__EXERCISE__
Search the records for "third". Copy every line where it appears.

__EXCERPTED RECORDS__

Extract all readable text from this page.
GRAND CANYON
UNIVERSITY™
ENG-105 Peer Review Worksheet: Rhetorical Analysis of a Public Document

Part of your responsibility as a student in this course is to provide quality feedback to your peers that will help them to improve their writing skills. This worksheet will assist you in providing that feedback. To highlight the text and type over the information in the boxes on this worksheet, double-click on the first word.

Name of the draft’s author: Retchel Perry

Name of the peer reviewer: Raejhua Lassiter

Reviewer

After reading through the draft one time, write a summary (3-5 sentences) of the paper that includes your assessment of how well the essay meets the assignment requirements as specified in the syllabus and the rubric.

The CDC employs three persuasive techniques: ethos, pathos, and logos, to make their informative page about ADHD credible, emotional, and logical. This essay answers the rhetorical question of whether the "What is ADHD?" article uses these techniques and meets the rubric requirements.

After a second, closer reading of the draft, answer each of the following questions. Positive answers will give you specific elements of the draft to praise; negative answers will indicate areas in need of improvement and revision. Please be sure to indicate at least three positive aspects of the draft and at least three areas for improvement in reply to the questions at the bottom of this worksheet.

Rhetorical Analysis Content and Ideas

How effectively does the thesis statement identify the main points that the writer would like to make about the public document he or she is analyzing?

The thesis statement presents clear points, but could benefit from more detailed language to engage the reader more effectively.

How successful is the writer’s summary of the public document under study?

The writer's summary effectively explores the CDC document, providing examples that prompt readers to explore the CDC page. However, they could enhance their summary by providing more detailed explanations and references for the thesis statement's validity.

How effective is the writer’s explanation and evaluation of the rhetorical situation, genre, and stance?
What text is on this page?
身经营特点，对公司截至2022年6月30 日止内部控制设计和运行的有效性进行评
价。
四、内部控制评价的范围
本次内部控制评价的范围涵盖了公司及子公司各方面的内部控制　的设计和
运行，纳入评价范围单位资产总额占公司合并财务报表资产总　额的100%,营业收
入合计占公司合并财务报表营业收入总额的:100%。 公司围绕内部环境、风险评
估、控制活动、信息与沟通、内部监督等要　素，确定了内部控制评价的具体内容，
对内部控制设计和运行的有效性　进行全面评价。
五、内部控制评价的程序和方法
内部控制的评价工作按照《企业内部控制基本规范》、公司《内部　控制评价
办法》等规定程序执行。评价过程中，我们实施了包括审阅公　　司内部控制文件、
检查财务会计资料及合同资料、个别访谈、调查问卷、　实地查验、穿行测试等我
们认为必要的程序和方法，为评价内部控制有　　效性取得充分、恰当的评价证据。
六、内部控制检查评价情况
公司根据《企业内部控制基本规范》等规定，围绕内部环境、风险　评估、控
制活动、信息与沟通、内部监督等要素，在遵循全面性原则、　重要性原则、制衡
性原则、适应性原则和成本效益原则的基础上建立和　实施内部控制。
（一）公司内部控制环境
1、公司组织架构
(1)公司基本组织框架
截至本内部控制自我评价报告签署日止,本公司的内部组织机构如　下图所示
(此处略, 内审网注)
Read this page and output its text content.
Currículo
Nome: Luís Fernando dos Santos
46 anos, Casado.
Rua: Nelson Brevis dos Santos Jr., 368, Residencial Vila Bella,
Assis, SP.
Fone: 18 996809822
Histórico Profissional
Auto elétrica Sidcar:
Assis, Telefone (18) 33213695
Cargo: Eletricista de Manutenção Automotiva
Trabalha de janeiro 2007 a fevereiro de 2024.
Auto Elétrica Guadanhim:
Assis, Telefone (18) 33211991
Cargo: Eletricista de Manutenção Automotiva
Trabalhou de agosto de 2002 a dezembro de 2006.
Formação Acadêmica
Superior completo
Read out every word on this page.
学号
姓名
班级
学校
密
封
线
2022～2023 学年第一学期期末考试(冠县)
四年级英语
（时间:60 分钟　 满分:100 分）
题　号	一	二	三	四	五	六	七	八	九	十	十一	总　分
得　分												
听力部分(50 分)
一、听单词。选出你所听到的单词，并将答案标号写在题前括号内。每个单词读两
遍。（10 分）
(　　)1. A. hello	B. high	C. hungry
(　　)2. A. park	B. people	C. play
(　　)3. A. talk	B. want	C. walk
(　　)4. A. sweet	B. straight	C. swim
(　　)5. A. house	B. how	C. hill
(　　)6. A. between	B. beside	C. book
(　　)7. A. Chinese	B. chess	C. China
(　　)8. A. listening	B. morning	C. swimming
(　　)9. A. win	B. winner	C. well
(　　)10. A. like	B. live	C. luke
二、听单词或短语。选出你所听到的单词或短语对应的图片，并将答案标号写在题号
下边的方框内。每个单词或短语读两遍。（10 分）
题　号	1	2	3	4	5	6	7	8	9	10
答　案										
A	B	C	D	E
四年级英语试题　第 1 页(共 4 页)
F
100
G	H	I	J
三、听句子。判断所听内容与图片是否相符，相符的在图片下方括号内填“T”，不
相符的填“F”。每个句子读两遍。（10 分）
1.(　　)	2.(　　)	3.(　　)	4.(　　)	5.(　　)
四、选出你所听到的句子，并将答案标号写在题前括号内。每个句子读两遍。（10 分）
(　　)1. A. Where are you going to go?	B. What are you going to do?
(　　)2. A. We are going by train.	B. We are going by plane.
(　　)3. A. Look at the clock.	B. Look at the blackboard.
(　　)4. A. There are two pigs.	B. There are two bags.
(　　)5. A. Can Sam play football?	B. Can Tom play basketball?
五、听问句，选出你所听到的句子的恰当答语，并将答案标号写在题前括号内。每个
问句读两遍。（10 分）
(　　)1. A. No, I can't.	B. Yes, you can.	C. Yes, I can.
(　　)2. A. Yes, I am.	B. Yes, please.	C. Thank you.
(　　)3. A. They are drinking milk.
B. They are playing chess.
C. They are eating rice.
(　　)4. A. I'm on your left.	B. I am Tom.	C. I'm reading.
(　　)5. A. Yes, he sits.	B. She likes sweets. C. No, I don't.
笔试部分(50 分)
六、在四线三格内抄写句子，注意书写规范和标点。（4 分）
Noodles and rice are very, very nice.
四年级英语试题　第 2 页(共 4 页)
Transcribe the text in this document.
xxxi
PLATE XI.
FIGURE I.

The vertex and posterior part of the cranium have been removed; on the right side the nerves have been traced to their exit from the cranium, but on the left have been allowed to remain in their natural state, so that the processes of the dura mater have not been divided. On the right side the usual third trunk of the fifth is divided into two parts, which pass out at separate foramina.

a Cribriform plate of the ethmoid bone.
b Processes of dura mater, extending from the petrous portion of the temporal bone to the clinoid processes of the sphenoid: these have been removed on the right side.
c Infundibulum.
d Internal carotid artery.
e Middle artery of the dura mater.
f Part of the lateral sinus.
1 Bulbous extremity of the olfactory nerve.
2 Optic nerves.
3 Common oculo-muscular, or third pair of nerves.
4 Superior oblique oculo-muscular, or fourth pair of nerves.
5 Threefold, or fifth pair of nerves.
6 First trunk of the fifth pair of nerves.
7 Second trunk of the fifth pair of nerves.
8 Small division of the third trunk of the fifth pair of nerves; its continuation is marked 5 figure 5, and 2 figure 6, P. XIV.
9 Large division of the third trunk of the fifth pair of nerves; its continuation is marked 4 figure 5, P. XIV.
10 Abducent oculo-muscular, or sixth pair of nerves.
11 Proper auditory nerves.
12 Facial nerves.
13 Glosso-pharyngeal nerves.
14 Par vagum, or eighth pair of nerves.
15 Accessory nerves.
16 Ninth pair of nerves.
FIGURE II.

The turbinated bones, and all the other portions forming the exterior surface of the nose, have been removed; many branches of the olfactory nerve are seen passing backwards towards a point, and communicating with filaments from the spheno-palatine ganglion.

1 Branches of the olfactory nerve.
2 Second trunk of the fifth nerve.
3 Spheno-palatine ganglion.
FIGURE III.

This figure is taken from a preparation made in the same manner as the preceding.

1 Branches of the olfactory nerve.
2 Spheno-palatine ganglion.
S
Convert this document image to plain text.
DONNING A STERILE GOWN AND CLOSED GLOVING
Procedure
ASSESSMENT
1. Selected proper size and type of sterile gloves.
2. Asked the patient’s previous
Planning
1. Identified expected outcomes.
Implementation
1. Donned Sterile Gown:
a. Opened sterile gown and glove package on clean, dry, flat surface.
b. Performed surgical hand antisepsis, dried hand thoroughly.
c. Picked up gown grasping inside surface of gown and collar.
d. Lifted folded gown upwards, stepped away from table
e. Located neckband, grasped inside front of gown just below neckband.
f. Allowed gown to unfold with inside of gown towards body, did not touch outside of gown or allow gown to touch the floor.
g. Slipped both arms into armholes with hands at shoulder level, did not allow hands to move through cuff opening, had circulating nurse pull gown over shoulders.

__TASK SOLUTION__
The vertex and posterior part of the cranium have been removed; on the right side the nerves have been traced to their exit from the cranium, but on the left have been allowed to remain in their natural state, so that the processes of the dura mater have not been divided. On the right side the usual third trunk of the fifth is divided into two parts, which pass out at separate foramina.
3 Common oculo-muscular, or third pair of nerves.
8 Small division of the third trunk of the fifth pair of nerves; its continuation is marked 5 figure 5, and 2 figure 6, P. XIV.
9 Large division of the third trunk of the fifth pair of nerves; its continuation is marked 4 figure 5, P. XIV.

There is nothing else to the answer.